* **Supplied data**

==============================

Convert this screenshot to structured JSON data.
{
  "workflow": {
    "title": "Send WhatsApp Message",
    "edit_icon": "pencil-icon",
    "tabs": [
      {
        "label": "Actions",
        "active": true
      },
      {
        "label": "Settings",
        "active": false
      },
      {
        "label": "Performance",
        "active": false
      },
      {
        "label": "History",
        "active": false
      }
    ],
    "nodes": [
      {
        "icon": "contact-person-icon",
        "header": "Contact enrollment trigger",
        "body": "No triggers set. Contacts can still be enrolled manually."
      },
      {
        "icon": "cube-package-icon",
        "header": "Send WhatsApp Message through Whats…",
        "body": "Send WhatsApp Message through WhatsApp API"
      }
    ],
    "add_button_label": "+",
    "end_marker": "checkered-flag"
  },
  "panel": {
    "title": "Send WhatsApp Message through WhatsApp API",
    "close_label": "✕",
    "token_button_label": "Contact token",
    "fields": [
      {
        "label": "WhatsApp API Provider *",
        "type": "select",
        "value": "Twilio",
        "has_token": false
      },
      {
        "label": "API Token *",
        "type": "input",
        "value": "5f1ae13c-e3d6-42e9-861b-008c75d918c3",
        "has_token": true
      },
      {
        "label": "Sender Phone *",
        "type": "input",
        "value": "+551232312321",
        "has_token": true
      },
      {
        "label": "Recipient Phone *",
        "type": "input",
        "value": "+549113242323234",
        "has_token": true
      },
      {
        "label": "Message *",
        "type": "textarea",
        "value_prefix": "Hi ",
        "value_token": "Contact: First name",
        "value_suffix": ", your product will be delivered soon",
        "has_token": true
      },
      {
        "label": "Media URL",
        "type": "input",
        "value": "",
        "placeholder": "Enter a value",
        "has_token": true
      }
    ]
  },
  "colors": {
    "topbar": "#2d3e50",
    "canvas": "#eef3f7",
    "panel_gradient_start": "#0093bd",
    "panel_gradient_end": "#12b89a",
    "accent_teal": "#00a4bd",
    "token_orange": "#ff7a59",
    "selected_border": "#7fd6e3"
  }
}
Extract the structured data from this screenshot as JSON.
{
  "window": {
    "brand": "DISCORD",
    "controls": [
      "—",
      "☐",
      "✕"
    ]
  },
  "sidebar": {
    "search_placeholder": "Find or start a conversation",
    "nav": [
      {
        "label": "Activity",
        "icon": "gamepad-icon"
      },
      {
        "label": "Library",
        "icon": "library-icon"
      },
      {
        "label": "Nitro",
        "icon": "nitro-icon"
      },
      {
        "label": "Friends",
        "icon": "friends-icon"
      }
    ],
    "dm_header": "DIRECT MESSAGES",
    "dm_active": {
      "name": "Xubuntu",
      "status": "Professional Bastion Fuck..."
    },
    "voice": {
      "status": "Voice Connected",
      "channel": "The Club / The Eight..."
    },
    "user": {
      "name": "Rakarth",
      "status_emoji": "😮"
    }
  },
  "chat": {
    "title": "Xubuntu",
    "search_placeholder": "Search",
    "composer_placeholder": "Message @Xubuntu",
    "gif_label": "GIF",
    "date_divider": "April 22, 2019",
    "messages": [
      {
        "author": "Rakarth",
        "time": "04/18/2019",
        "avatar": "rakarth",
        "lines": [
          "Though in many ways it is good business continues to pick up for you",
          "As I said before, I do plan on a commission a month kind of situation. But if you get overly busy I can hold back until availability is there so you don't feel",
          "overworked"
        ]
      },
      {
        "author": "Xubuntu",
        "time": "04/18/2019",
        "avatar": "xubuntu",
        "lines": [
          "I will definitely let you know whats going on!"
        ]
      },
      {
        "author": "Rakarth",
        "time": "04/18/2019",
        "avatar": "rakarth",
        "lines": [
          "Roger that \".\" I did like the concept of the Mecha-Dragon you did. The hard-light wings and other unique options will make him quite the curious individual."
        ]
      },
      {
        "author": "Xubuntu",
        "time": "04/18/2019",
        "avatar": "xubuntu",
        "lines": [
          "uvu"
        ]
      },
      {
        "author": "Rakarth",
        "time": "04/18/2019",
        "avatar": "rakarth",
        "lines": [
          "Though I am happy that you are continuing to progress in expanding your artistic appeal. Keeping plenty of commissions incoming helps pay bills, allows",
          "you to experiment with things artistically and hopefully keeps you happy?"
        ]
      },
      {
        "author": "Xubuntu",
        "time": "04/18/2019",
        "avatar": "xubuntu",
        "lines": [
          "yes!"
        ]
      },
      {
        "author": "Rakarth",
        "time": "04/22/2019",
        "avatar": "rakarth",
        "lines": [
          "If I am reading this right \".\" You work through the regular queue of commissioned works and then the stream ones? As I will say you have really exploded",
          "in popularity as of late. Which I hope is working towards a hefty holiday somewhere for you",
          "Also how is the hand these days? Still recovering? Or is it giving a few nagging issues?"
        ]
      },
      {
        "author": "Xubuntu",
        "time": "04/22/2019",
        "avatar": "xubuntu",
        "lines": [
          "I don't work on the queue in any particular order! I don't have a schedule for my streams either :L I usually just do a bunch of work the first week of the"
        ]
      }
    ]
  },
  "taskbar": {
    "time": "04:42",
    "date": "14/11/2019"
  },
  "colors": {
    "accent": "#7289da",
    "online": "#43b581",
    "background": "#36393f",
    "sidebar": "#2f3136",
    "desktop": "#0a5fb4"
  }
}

==============================

Transcribe all entries exactly as they are given.

Convert this screenshot to structured JSON data.
{
  "workflow": {
    "title": "Send WhatsApp Message",
    "edit_icon": "pencil-icon",
    "tabs": [
      {
        "label": "Actions",
        "active": true
      },
      {
        "label": "Settings",
        "active": false
      },
      {
        "label": "Performance",
        "active": false
      },
      {
        "label": "History",
        "active": false
      }
    ],
    "nodes": [
      {
        "icon": "contact-person-icon",
        "header": "Contact enrollment trigger",
        "body": "No triggers set. Contacts can still be enrolled manually."
      },
      {
        "icon": "cube-package-icon",
        "header": "Send WhatsApp Message through Whats…",
        "body": "Send WhatsApp Message through WhatsApp API"
      }
    ],
    "add_button_label": "+",
    "end_marker": "checkered-flag"
  },
  "panel": {
    "title": "Send WhatsApp Message through WhatsApp API",
    "close_label": "✕",
    "token_button_label": "Contact token",
    "fields": [
      {
        "label": "WhatsApp API Provider *",
        "type": "select",
        "value": "Twilio",
        "has_token": false
      },
      {
        "label": "API Token *",
        "type": "input",
        "value": "5f1ae13c-e3d6-42e9-861b-008c75d918c3",
        "has_token": true
      },
      {
        "label": "Sender Phone *",
        "type": "input",
        "value": "+551232312321",
        "has_token": true
      },
      {
        "label": "Recipient Phone *",
        "type": "input",
        "value": "+549113242323234",
        "has_token": true
      },
      {
        "label": "Message *",
        "type": "textarea",
        "value_prefix": "Hi ",
        "value_token": "Contact: First name",
        "value_suffix": ", your product will be delivered soon",
        "has_token": true
      },
      {
        "label": "Media URL",
        "type": "input",
        "value": "",
        "placeholder": "Enter a value",
        "has_token": true
      }
    ]
  },
  "colors": {
    "topbar": "#2d3e50",
    "canvas": "#eef3f7",
    "panel_gradient_start": "#0093bd",
    "panel_gradient_end": "#12b89a",
    "accent_teal": "#00a4bd",
    "token_orange": "#ff7a59",
    "selected_border": "#7fd6e3"
  }
}
Extract the structured data from this screenshot as JSON.
{
  "window": {
    "brand": "DISCORD",
    "controls": [
      "—",
      "☐",
      "✕"
    ]
  },
  "sidebar": {
    "search_placeholder": "Find or start a conversation",
    "nav": [
      {
        "label": "Activity",
        "icon": "gamepad-icon"
      },
      {
        "label": "Library",
        "icon": "library-icon"
      },
      {
        "label": "Nitro",
        "icon": "nitro-icon"
      },
      {
        "label": "Friends",
        "icon": "friends-icon"
      }
    ],
    "dm_header": "DIRECT MESSAGES",
    "dm_active": {
      "name": "Xubuntu",
      "status": "Professional Bastion Fuck..."
    },
    "voice": {
      "status": "Voice Connected",
      "channel": "The Club / The Eight..."
    },
    "user": {
      "name": "Rakarth",
      "status_emoji": "😮"
    }
  },
  "chat": {
    "title": "Xubuntu",
    "search_placeholder": "Search",
    "composer_placeholder": "Message @Xubuntu",
    "gif_label": "GIF",
    "date_divider": "April 22, 2019",
    "messages": [
      {
        "author": "Rakarth",
        "time": "04/18/2019",
        "avatar": "rakarth",
        "lines": [
          "Though in many ways it is good business continues to pick up for you",
          "As I said before, I do plan on a commission a month kind of situation. But if you get overly busy I can hold back until availability is there so you don't feel",
          "overworked"
        ]
      },
      {
        "author": "Xubuntu",
        "time": "04/18/2019",
        "avatar": "xubuntu",
        "lines": [
          "I will definitely let you know whats going on!"
        ]
      },
      {
        "author": "Rakarth",
        "time": "04/18/2019",
        "avatar": "rakarth",
        "lines": [
          "Roger that \".\" I did like the concept of the Mecha-Dragon you did. The hard-light wings and other unique options will make him quite the curious individual."
        ]
      },
      {
        "author": "Xubuntu",
        "time": "04/18/2019",
        "avatar": "xubuntu",
        "lines": [
          "uvu"
        ]
      },
      {
        "author": "Rakarth",
        "time": "04/18/2019",
        "avatar": "rakarth",
        "lines": [
          "Though I am happy that you are continuing to progress in expanding your artistic appeal. Keeping plenty of commissions incoming helps pay bills, allows",
          "you to experiment with things artistically and hopefully keeps you happy?"
        ]
      },
      {
        "author": "Xubuntu",
        "time": "04/18/2019",
        "avatar": "xubuntu",
        "lines": [
          "yes!"
        ]
      },
      {
        "author": "Rakarth",
        "time": "04/22/2019",
        "avatar": "rakarth",
        "lines": [
          "If I am reading this right \".\" You work through the regular queue of commissioned works and then the stream ones? As I will say you have really exploded",
          "in popularity as of late. Which I hope is working towards a hefty holiday somewhere for you",
          "Also how is the hand these days? Still recovering? Or is it giving a few nagging issues?"
        ]
      },
      {
        "author": "Xubuntu",
        "time": "04/22/2019",
        "avatar": "xubuntu",
        "lines": [
          "I don't work on the queue in any particular order! I don't have a schedule for my streams either :L I usually just do a bunch of work the first week of the"
        ]
      }
    ]
  },
  "taskbar": {
    "time": "04:42",
    "date": "14/11/2019"
  },
  "colors": {
    "accent": "#7289da",
    "online": "#43b581",
    "background": "#36393f",
    "sidebar": "#2f3136",
    "desktop": "#0a5fb4"
  }
}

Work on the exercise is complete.